Write out all the entries word for word and omit any pictures.
--- START OF SUPPLIED ENTRIES ---
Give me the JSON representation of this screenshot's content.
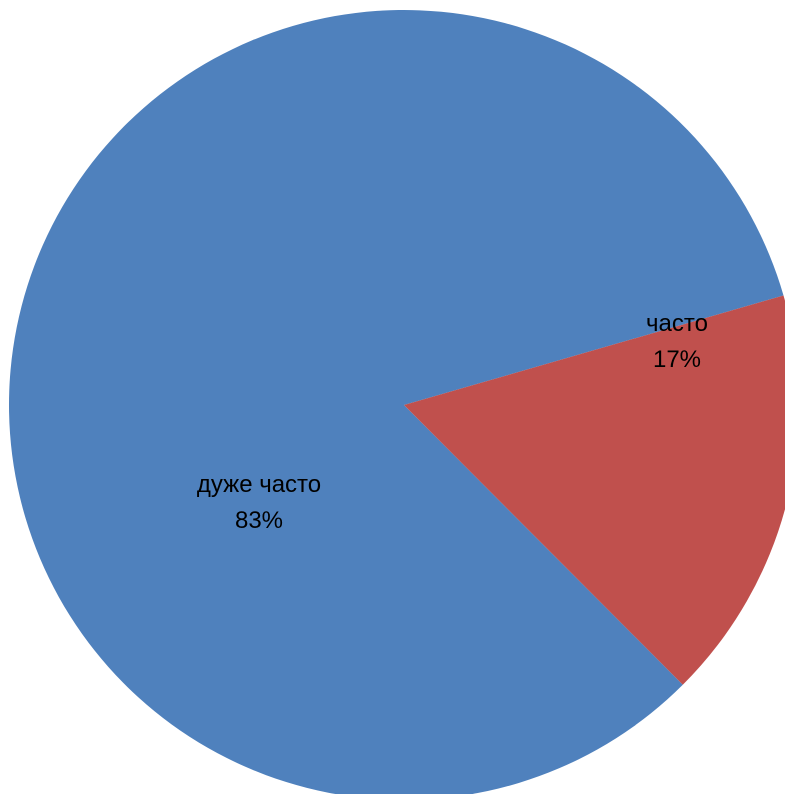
{
  "chart_data": {
    "type": "pie",
    "title": "",
    "slices": [
      {
        "label": "дуже часто",
        "value": 83,
        "value_label": "83%",
        "color": "#4F81BD"
      },
      {
        "label": "часто",
        "value": 17,
        "value_label": "17%",
        "color": "#C0504D"
      }
    ],
    "legend": "none",
    "data_labels": "category and percentage inside slices"
  }
}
--- END OF SUPPLIED ENTRIES ---
### EXERCISE SOLUTION
Give me the JSON representation of this screenshot's content.
{
  "chart_data": {
    "type": "pie",
    "title": "",
    "slices": [
      {
        "label": "дуже часто",
        "value": 83,
        "value_label": "83%",
        "color": "#4F81BD"
      },
      {
        "label": "часто",
        "value": 17,
        "value_label": "17%",
        "color": "#C0504D"
      }
    ],
    "legend": "none",
    "data_labels": "category and percentage inside slices"
  }
}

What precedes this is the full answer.